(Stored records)
════════════════════
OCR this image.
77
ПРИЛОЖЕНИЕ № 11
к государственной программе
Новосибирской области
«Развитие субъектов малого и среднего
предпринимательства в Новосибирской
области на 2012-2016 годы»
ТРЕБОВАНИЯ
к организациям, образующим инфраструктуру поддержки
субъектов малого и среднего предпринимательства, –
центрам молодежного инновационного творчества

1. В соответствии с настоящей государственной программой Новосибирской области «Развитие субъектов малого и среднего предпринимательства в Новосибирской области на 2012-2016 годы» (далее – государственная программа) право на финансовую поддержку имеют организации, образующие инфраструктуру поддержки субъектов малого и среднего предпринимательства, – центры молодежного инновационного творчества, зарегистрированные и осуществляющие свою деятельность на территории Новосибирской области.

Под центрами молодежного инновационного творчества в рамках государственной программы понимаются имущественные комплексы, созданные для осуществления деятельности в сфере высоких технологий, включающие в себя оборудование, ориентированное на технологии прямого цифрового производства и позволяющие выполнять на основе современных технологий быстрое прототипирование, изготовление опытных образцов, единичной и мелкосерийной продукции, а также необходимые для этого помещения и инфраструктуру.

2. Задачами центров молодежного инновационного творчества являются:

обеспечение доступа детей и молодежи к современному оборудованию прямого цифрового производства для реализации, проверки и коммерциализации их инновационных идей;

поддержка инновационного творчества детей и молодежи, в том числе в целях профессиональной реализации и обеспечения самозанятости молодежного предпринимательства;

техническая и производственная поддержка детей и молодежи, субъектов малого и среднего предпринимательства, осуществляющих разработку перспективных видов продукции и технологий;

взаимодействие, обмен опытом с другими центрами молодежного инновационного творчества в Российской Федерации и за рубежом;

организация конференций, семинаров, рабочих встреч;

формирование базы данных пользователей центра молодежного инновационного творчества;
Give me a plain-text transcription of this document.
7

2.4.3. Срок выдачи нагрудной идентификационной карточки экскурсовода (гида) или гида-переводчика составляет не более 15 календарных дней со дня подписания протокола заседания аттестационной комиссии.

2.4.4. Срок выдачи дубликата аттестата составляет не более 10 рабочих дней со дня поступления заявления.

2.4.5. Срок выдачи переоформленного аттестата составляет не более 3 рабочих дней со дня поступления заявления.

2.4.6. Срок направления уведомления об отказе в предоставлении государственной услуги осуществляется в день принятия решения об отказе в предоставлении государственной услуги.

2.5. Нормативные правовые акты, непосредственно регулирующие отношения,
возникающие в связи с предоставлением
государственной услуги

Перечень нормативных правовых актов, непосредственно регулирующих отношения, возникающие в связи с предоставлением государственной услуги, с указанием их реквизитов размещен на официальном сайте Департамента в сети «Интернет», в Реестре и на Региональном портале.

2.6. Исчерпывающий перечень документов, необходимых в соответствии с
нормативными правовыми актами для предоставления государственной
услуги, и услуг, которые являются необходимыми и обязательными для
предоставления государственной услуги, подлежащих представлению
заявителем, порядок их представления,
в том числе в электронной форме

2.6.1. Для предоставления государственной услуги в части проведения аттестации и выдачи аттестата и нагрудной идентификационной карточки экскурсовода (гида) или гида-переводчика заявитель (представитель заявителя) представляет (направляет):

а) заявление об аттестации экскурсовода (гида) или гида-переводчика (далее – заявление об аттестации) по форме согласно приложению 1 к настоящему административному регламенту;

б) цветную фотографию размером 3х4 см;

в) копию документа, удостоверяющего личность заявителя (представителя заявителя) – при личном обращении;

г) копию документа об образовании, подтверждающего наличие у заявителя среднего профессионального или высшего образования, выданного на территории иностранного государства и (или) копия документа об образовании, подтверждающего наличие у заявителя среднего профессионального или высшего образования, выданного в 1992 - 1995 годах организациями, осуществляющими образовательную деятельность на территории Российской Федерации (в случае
════════════════════
Each record should come back exactly as written.

EXPECTED OUTPUT:
OCR this image.
77
ПРИЛОЖЕНИЕ № 11
к государственной программе
Новосибирской области
«Развитие субъектов малого и среднего
предпринимательства в Новосибирской
области на 2012-2016 годы»
ТРЕБОВАНИЯ
к организациям, образующим инфраструктуру поддержки
субъектов малого и среднего предпринимательства, –
центрам молодежного инновационного творчества

1. В соответствии с настоящей государственной программой Новосибирской области «Развитие субъектов малого и среднего предпринимательства в Новосибирской области на 2012-2016 годы» (далее – государственная программа) право на финансовую поддержку имеют организации, образующие инфраструктуру поддержки субъектов малого и среднего предпринимательства, – центры молодежного инновационного творчества, зарегистрированные и осуществляющие свою деятельность на территории Новосибирской области.

Под центрами молодежного инновационного творчества в рамках государственной программы понимаются имущественные комплексы, созданные для осуществления деятельности в сфере высоких технологий, включающие в себя оборудование, ориентированное на технологии прямого цифрового производства и позволяющие выполнять на основе современных технологий быстрое прототипирование, изготовление опытных образцов, единичной и мелкосерийной продукции, а также необходимые для этого помещения и инфраструктуру.

2. Задачами центров молодежного инновационного творчества являются:

обеспечение доступа детей и молодежи к современному оборудованию прямого цифрового производства для реализации, проверки и коммерциализации их инновационных идей;

поддержка инновационного творчества детей и молодежи, в том числе в целях профессиональной реализации и обеспечения самозанятости молодежного предпринимательства;

техническая и производственная поддержка детей и молодежи, субъектов малого и среднего предпринимательства, осуществляющих разработку перспективных видов продукции и технологий;

взаимодействие, обмен опытом с другими центрами молодежного инновационного творчества в Российской Федерации и за рубежом;

организация конференций, семинаров, рабочих встреч;

формирование базы данных пользователей центра молодежного инновационного творчества;
Give me a plain-text transcription of this document.
7

2.4.3. Срок выдачи нагрудной идентификационной карточки экскурсовода (гида) или гида-переводчика составляет не более 15 календарных дней со дня подписания протокола заседания аттестационной комиссии.

2.4.4. Срок выдачи дубликата аттестата составляет не более 10 рабочих дней со дня поступления заявления.

2.4.5. Срок выдачи переоформленного аттестата составляет не более 3 рабочих дней со дня поступления заявления.

2.4.6. Срок направления уведомления об отказе в предоставлении государственной услуги осуществляется в день принятия решения об отказе в предоставлении государственной услуги.

2.5. Нормативные правовые акты, непосредственно регулирующие отношения,
возникающие в связи с предоставлением
государственной услуги

Перечень нормативных правовых актов, непосредственно регулирующих отношения, возникающие в связи с предоставлением государственной услуги, с указанием их реквизитов размещен на официальном сайте Департамента в сети «Интернет», в Реестре и на Региональном портале.

2.6. Исчерпывающий перечень документов, необходимых в соответствии с
нормативными правовыми актами для предоставления государственной
услуги, и услуг, которые являются необходимыми и обязательными для
предоставления государственной услуги, подлежащих представлению
заявителем, порядок их представления,
в том числе в электронной форме

2.6.1. Для предоставления государственной услуги в части проведения аттестации и выдачи аттестата и нагрудной идентификационной карточки экскурсовода (гида) или гида-переводчика заявитель (представитель заявителя) представляет (направляет):

а) заявление об аттестации экскурсовода (гида) или гида-переводчика (далее – заявление об аттестации) по форме согласно приложению 1 к настоящему административному регламенту;

б) цветную фотографию размером 3х4 см;

в) копию документа, удостоверяющего личность заявителя (представителя заявителя) – при личном обращении;

г) копию документа об образовании, подтверждающего наличие у заявителя среднего профессионального или высшего образования, выданного на территории иностранного государства и (или) копия документа об образовании, подтверждающего наличие у заявителя среднего профессионального или высшего образования, выданного в 1992 - 1995 годах организациями, осуществляющими образовательную деятельность на территории Российской Федерации (в случае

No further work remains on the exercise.